* _The problem_:
Repeat every line of the listing below exactly, minus the pictures.

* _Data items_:
----

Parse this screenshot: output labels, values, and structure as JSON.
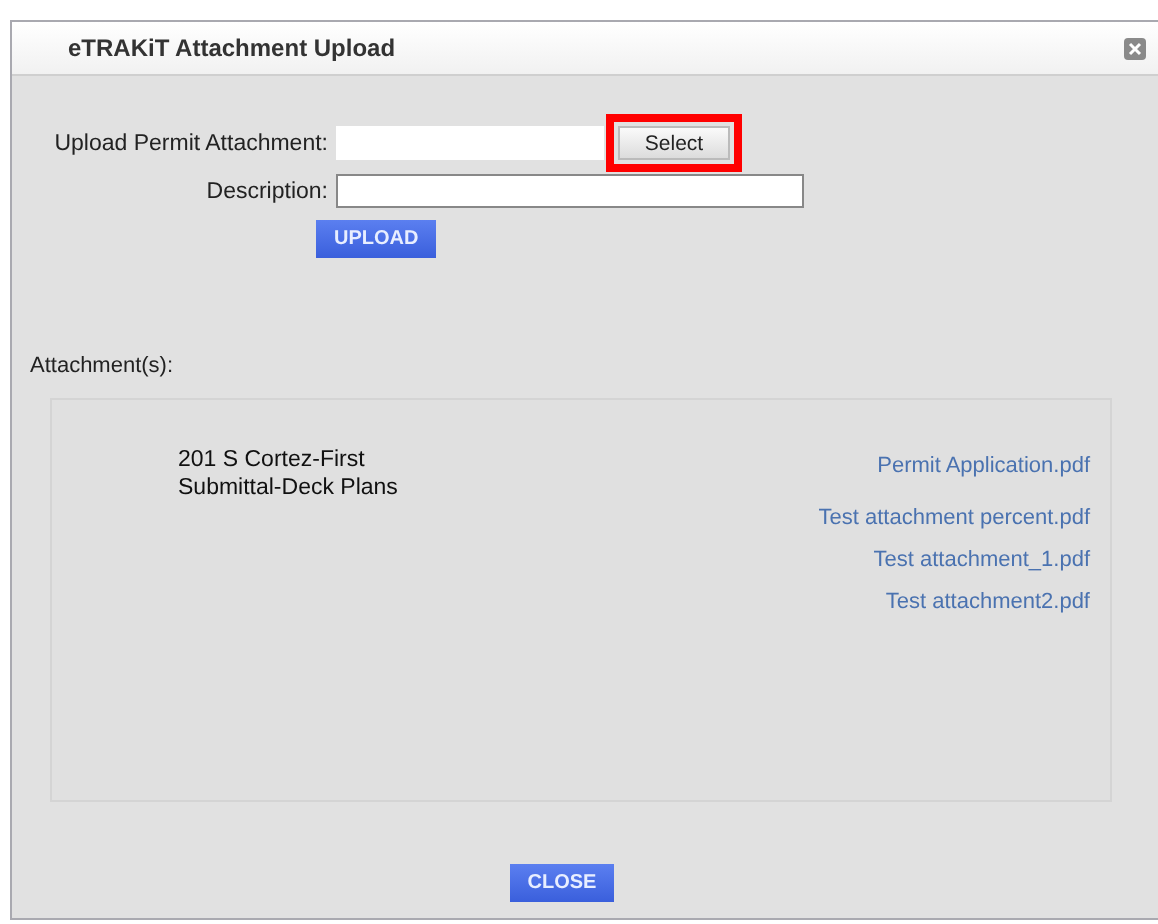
{
  "window": {
    "title": "eTRAKiT Attachment Upload"
  },
  "form": {
    "upload_label": "Upload Permit Attachment:",
    "select_button": {
      "label": "Select",
      "highlighted": true
    },
    "description_label": "Description:",
    "upload_button": "UPLOAD"
  },
  "attachments": {
    "heading": "Attachment(s):",
    "group_name": "201 S Cortez-First Submittal-Deck Plans",
    "files": [
      {
        "name": "Permit Application.pdf"
      },
      {
        "name": "Test attachment percent.pdf"
      },
      {
        "name": "Test attachment_1.pdf"
      },
      {
        "name": "Test attachment2.pdf"
      }
    ]
  },
  "close_button": "CLOSE"
}
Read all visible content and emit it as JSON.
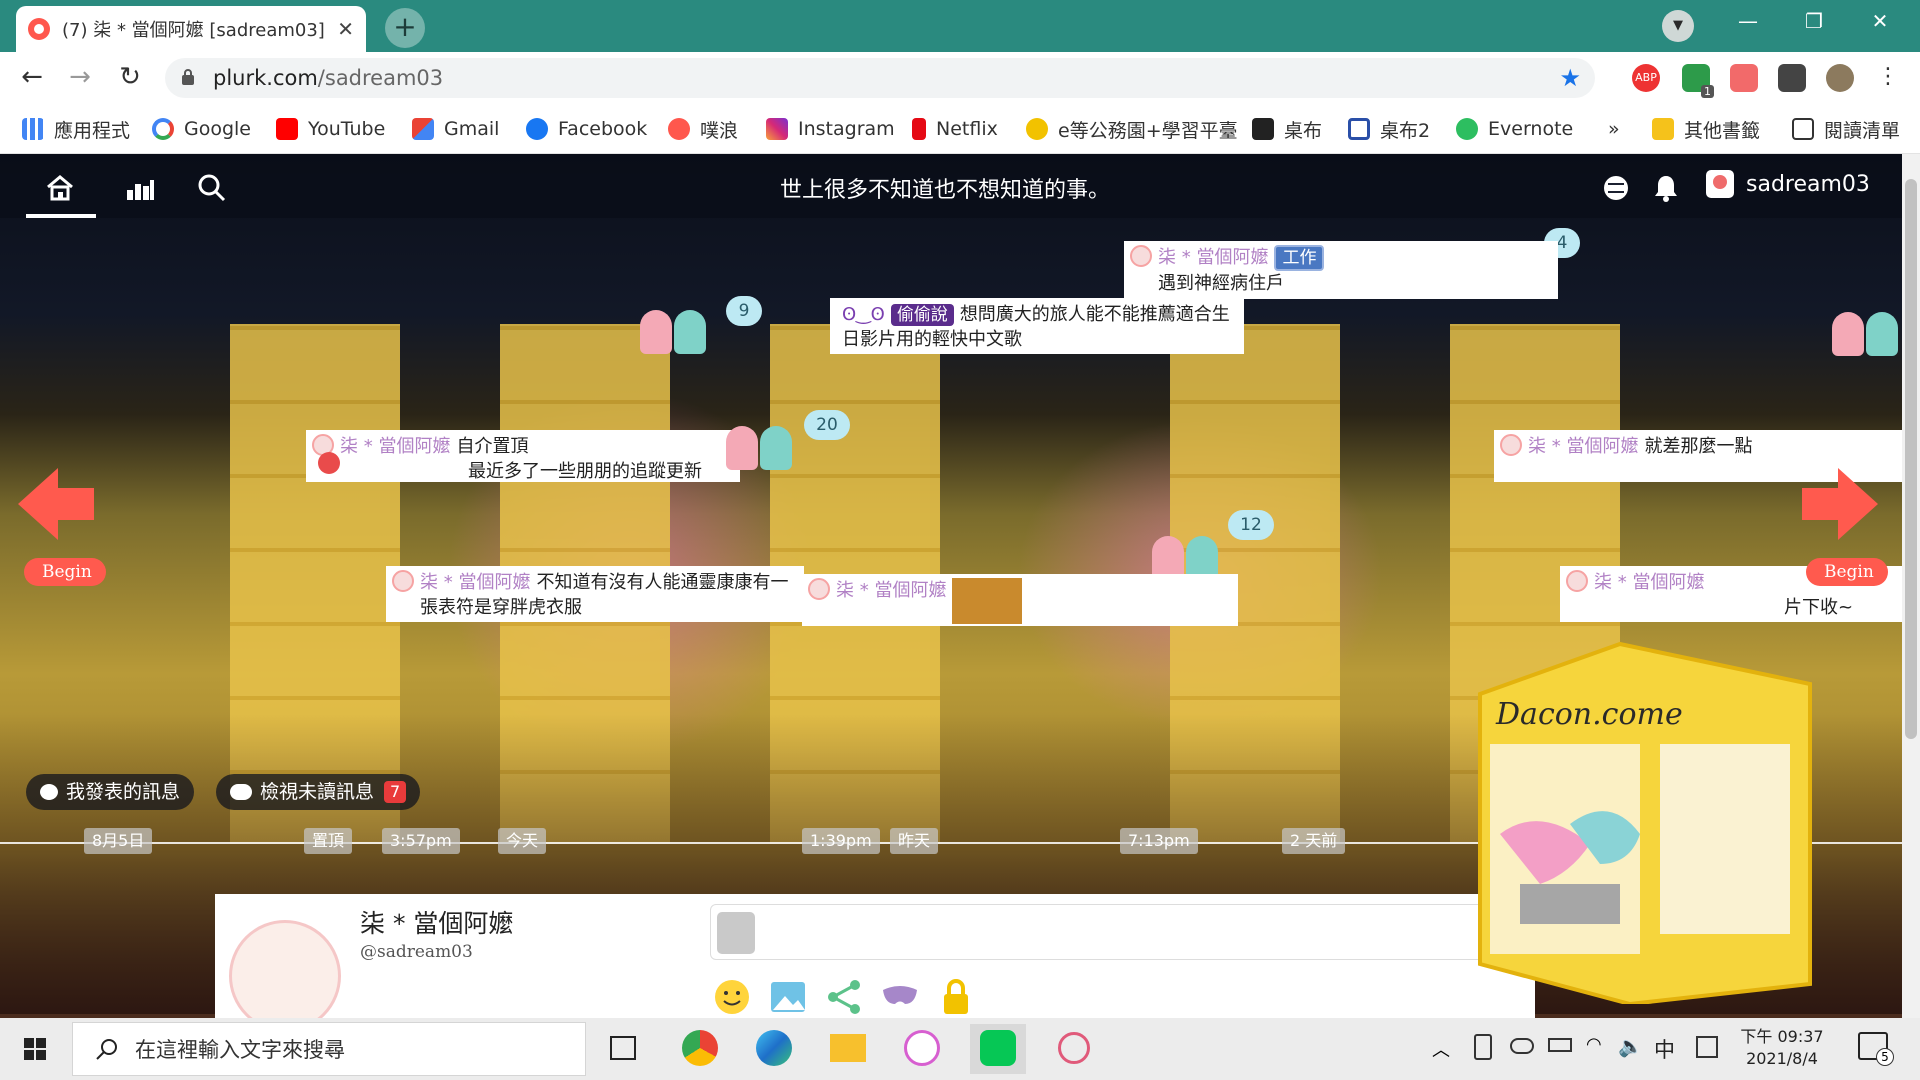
{
  "browser": {
    "tab_title": "(7) 柒 * 當個阿嬤 [sadream03] -",
    "tab_close": "✕",
    "new_tab": "+",
    "url_host": "plurk.com",
    "url_path": "/sadream03",
    "window_minimize": "—",
    "window_restore": "❐",
    "window_close": "✕",
    "ext_badge": "1",
    "abp_label": "ABP"
  },
  "bookmarks": {
    "items": [
      "應用程式",
      "Google",
      "YouTube",
      "Gmail",
      "Facebook",
      "噗浪",
      "Instagram",
      "Netflix",
      "e等公務園+學習平臺",
      "桌布",
      "桌布2",
      "Evernote"
    ],
    "more": "»",
    "other": "其他書籤",
    "reading_list": "閱讀清單"
  },
  "plurk": {
    "tagline": "世上很多不知道也不想知道的事。",
    "username": "sadream03",
    "begin_label": "Begin",
    "posts": [
      {
        "owner": "柒 * 當個阿嬤",
        "qualifier": "工作",
        "text": "遇到神經病住戶",
        "responses": "4"
      },
      {
        "owner": "ʘ‿ʘ",
        "qualifier": "偷偷說",
        "text": "想問廣大的旅人能不能推薦適合生日影片用的輕快中文歌",
        "responses": ""
      },
      {
        "owner": "柒 * 當個阿嬤",
        "qualifier": "自介置頂",
        "text": "最近多了一些朋朋的追蹤更新",
        "responses": "9"
      },
      {
        "owner": "柒 * 當個阿嬤",
        "qualifier": "",
        "text": "就差那麼一點",
        "responses": ""
      },
      {
        "owner": "柒 * 當個阿嬤",
        "qualifier": "",
        "text": "不知道有沒有人能通靈康康有一張表符是穿胖虎衣服",
        "responses": "20"
      },
      {
        "owner": "柒 * 當個阿嬤",
        "qualifier": "",
        "text": "片下收~",
        "responses": ""
      },
      {
        "owner": "柒 * 當個阿嬤",
        "qualifier": "",
        "text": "",
        "responses": "12"
      }
    ],
    "my_posts_label": "我發表的訊息",
    "unread_label": "檢視未讀訊息",
    "unread_count": "7",
    "timeline_labels": [
      "8月5日",
      "置頂",
      "3:57pm",
      "今天",
      "1:39pm",
      "昨天",
      "7:13pm",
      "2 天前"
    ],
    "composer": {
      "name": "柒 * 當個阿嬤",
      "handle": "@sadream03"
    },
    "dacon_text": "Dacon.come"
  },
  "taskbar": {
    "search_placeholder": "在這裡輸入文字來搜尋",
    "ime": "中",
    "time": "下午 09:37",
    "date": "2021/8/4",
    "notif_count": "5"
  },
  "colors": {
    "accent_coral": "#ff5a4e",
    "plurk_purple": "#b181c5",
    "tab_teal": "#2a8a7f"
  }
}
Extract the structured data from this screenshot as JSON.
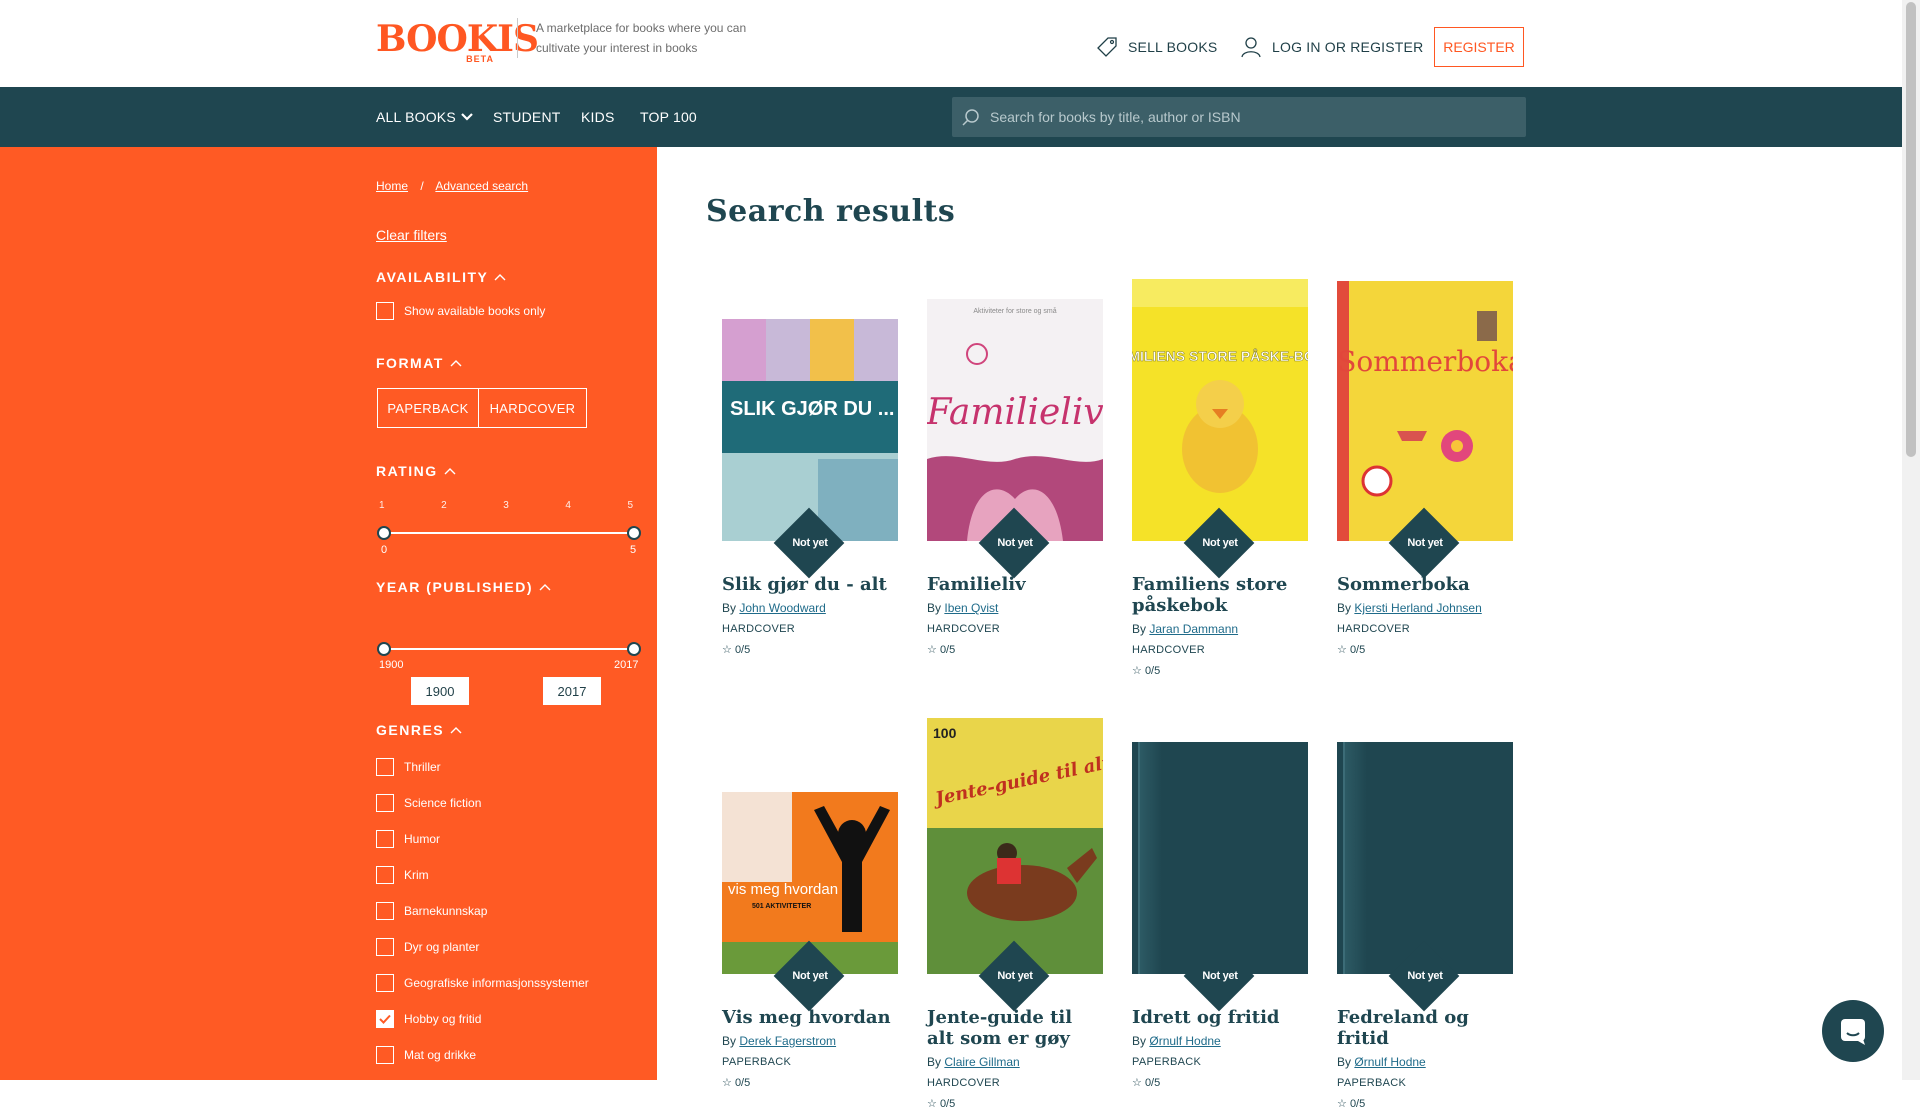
{
  "header": {
    "logo_text": "BOOKIS",
    "logo_beta": "BETA",
    "tagline": "A marketplace for books where you can cultivate your interest in books",
    "sell_label": "SELL BOOKS",
    "login_label": "LOG IN OR REGISTER",
    "register_label": "REGISTER"
  },
  "nav": {
    "items": [
      "ALL BOOKS",
      "STUDENT",
      "KIDS",
      "TOP 100"
    ],
    "search_placeholder": "Search for books by title, author or ISBN"
  },
  "filters": {
    "breadcrumb": [
      "Home",
      "Advanced search"
    ],
    "breadcrumb_sep": "/",
    "clear_label": "Clear filters",
    "availability": {
      "title": "AVAILABILITY",
      "option": "Show available books only",
      "checked": false
    },
    "format": {
      "title": "FORMAT",
      "options": [
        "PAPERBACK",
        "HARDCOVER"
      ]
    },
    "rating": {
      "title": "RATING",
      "ticks": [
        "1",
        "2",
        "3",
        "4",
        "5"
      ],
      "min": "0",
      "max": "5"
    },
    "year": {
      "title": "YEAR (PUBLISHED)",
      "min_label": "1900",
      "max_label": "2017",
      "from": "1900",
      "to": "2017"
    },
    "genres": {
      "title": "GENRES",
      "items": [
        {
          "label": "Thriller",
          "checked": false
        },
        {
          "label": "Science fiction",
          "checked": false
        },
        {
          "label": "Humor",
          "checked": false
        },
        {
          "label": "Krim",
          "checked": false
        },
        {
          "label": "Barnekunnskap",
          "checked": false
        },
        {
          "label": "Dyr og planter",
          "checked": false
        },
        {
          "label": "Geografiske informasjonssystemer",
          "checked": false
        },
        {
          "label": "Hobby og fritid",
          "checked": true
        },
        {
          "label": "Mat og drikke",
          "checked": false
        }
      ]
    }
  },
  "main": {
    "title": "Search results",
    "badge": "Not yet",
    "by_prefix": "By",
    "books": [
      {
        "title": "Slik gjør du - alt",
        "author": "John Woodward",
        "format": "HARDCOVER",
        "rating": "0/5",
        "cover_text": "SLIK GJØR DU ... ALT"
      },
      {
        "title": "Familieliv",
        "author": "Iben Qvist",
        "format": "HARDCOVER",
        "rating": "0/5",
        "cover_text": "Familieliv",
        "cover_sub": "Aktiviteter for store og små"
      },
      {
        "title": "Familiens store påskebok",
        "author": "Jaran Dammann",
        "format": "HARDCOVER",
        "rating": "0/5",
        "cover_text": "FAMILIENS STORE PÅSKE-BOK!"
      },
      {
        "title": "Sommerboka",
        "author": "Kjersti Herland Johnsen",
        "format": "HARDCOVER",
        "rating": "0/5",
        "cover_text": "Sommerboka"
      },
      {
        "title": "Vis meg hvordan",
        "author": "Derek Fagerstrom",
        "format": "PAPERBACK",
        "rating": "0/5",
        "cover_text": "vis meg hvordan",
        "cover_sub": "501 AKTIVITETER"
      },
      {
        "title": "Jente-guide til alt som er gøy",
        "author": "Claire Gillman",
        "format": "HARDCOVER",
        "rating": "0/5",
        "cover_text": "Jente-guide til alt som er gøy",
        "cover_sub": "100"
      },
      {
        "title": "Idrett og fritid",
        "author": "Ørnulf Hodne",
        "format": "PAPERBACK",
        "rating": "0/5"
      },
      {
        "title": "Fedreland og fritid",
        "author": "Ørnulf Hodne",
        "format": "PAPERBACK",
        "rating": "0/5"
      }
    ]
  },
  "colors": {
    "orange": "#ff5a24",
    "teal": "#1f4650",
    "nav": "#1f4650"
  }
}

----

* _Output_:
Parse this screenshot: output labels, values, and structure as JSON.
{
  "window": {
    "title": "eTRAKiT Attachment Upload"
  },
  "form": {
    "upload_label": "Upload Permit Attachment:",
    "select_button": {
      "label": "Select",
      "highlighted": true
    },
    "description_label": "Description:",
    "upload_button": "UPLOAD"
  },
  "attachments": {
    "heading": "Attachment(s):",
    "group_name": "201 S Cortez-First Submittal-Deck Plans",
    "files": [
      {
        "name": "Permit Application.pdf"
      },
      {
        "name": "Test attachment percent.pdf"
      },
      {
        "name": "Test attachment_1.pdf"
      },
      {
        "name": "Test attachment2.pdf"
      }
    ]
  },
  "close_button": "CLOSE"
}
Read all visible content and emit it as JSON.
{
  "browser": {
    "tab_title": "(7) 柒 * 當個阿嬤 [sadream03] -",
    "tab_close": "✕",
    "new_tab": "+",
    "url_host": "plurk.com",
    "url_path": "/sadream03",
    "window_minimize": "—",
    "window_restore": "❐",
    "window_close": "✕",
    "ext_badge": "1",
    "abp_label": "ABP"
  },
  "bookmarks": {
    "items": [
      "應用程式",
      "Google",
      "YouTube",
      "Gmail",
      "Facebook",
      "噗浪",
      "Instagram",
      "Netflix",
      "e等公務園+學習平臺",
      "桌布",
      "桌布2",
      "Evernote"
    ],
    "more": "»",
    "other": "其他書籤",
    "reading_list": "閱讀清單"
  },
  "plurk": {
    "tagline": "世上很多不知道也不想知道的事。",
    "username": "sadream03",
    "begin_label": "Begin",
    "posts": [
      {
        "owner": "柒 * 當個阿嬤",
        "qualifier": "工作",
        "text": "遇到神經病住戶",
        "responses": "4"
      },
      {
        "owner": "ʘ‿ʘ",
        "qualifier": "偷偷說",
        "text": "想問廣大的旅人能不能推薦適合生日影片用的輕快中文歌",
        "responses": ""
      },
      {
        "owner": "柒 * 當個阿嬤",
        "qualifier": "自介置頂",
        "text": "最近多了一些朋朋的追蹤更新",
        "responses": "9"
      },
      {
        "owner": "柒 * 當個阿嬤",
        "qualifier": "",
        "text": "就差那麼一點",
        "responses": ""
      },
      {
        "owner": "柒 * 當個阿嬤",
        "qualifier": "",
        "text": "不知道有沒有人能通靈康康有一張表符是穿胖虎衣服",
        "responses": "20"
      },
      {
        "owner": "柒 * 當個阿嬤",
        "qualifier": "",
        "text": "片下收~",
        "responses": ""
      },
      {
        "owner": "柒 * 當個阿嬤",
        "qualifier": "",
        "text": "",
        "responses": "12"
      }
    ],
    "my_posts_label": "我發表的訊息",
    "unread_label": "檢視未讀訊息",
    "unread_count": "7",
    "timeline_labels": [
      "8月5日",
      "置頂",
      "3:57pm",
      "今天",
      "1:39pm",
      "昨天",
      "7:13pm",
      "2 天前"
    ],
    "composer": {
      "name": "柒 * 當個阿嬤",
      "handle": "@sadream03"
    },
    "dacon_text": "Dacon.come"
  },
  "taskbar": {
    "search_placeholder": "在這裡輸入文字來搜尋",
    "ime": "中",
    "time": "下午 09:37",
    "date": "2021/8/4",
    "notif_count": "5"
  },
  "colors": {
    "accent_coral": "#ff5a4e",
    "plurk_purple": "#b181c5",
    "tab_teal": "#2a8a7f"
  }
}
Extract the structured data from this screenshot as JSON.
{
  "header": {
    "logo_text": "BOOKIS",
    "logo_beta": "BETA",
    "tagline": "A marketplace for books where you can cultivate your interest in books",
    "sell_label": "SELL BOOKS",
    "login_label": "LOG IN OR REGISTER",
    "register_label": "REGISTER"
  },
  "nav": {
    "items": [
      "ALL BOOKS",
      "STUDENT",
      "KIDS",
      "TOP 100"
    ],
    "search_placeholder": "Search for books by title, author or ISBN"
  },
  "filters": {
    "breadcrumb": [
      "Home",
      "Advanced search"
    ],
    "breadcrumb_sep": "/",
    "clear_label": "Clear filters",
    "availability": {
      "title": "AVAILABILITY",
      "option": "Show available books only",
      "checked": false
    },
    "format": {
      "title": "FORMAT",
      "options": [
        "PAPERBACK",
        "HARDCOVER"
      ]
    },
    "rating": {
      "title": "RATING",
      "ticks": [
        "1",
        "2",
        "3",
        "4",
        "5"
      ],
      "min": "0",
      "max": "5"
    },
    "year": {
      "title": "YEAR (PUBLISHED)",
      "min_label": "1900",
      "max_label": "2017",
      "from": "1900",
      "to": "2017"
    },
    "genres": {
      "title": "GENRES",
      "items": [
        {
          "label": "Thriller",
          "checked": false
        },
        {
          "label": "Science fiction",
          "checked": false
        },
        {
          "label": "Humor",
          "checked": false
        },
        {
          "label": "Krim",
          "checked": false
        },
        {
          "label": "Barnekunnskap",
          "checked": false
        },
        {
          "label": "Dyr og planter",
          "checked": false
        },
        {
          "label": "Geografiske informasjonssystemer",
          "checked": false
        },
        {
          "label": "Hobby og fritid",
          "checked": true
        },
        {
          "label": "Mat og drikke",
          "checked": false
        }
      ]
    }
  },
  "main": {
    "title": "Search results",
    "badge": "Not yet",
    "by_prefix": "By",
    "books": [
      {
        "title": "Slik gjør du - alt",
        "author": "John Woodward",
        "format": "HARDCOVER",
        "rating": "0/5",
        "cover_text": "SLIK GJØR DU ... ALT"
      },
      {
        "title": "Familieliv",
        "author": "Iben Qvist",
        "format": "HARDCOVER",
        "rating": "0/5",
        "cover_text": "Familieliv",
        "cover_sub": "Aktiviteter for store og små"
      },
      {
        "title": "Familiens store påskebok",
        "author": "Jaran Dammann",
        "format": "HARDCOVER",
        "rating": "0/5",
        "cover_text": "FAMILIENS STORE PÅSKE-BOK!"
      },
      {
        "title": "Sommerboka",
        "author": "Kjersti Herland Johnsen",
        "format": "HARDCOVER",
        "rating": "0/5",
        "cover_text": "Sommerboka"
      },
      {
        "title": "Vis meg hvordan",
        "author": "Derek Fagerstrom",
        "format": "PAPERBACK",
        "rating": "0/5",
        "cover_text": "vis meg hvordan",
        "cover_sub": "501 AKTIVITETER"
      },
      {
        "title": "Jente-guide til alt som er gøy",
        "author": "Claire Gillman",
        "format": "HARDCOVER",
        "rating": "0/5",
        "cover_text": "Jente-guide til alt som er gøy",
        "cover_sub": "100"
      },
      {
        "title": "Idrett og fritid",
        "author": "Ørnulf Hodne",
        "format": "PAPERBACK",
        "rating": "0/5"
      },
      {
        "title": "Fedreland og fritid",
        "author": "Ørnulf Hodne",
        "format": "PAPERBACK",
        "rating": "0/5"
      }
    ]
  },
  "colors": {
    "orange": "#ff5a24",
    "teal": "#1f4650",
    "nav": "#1f4650"
  }
}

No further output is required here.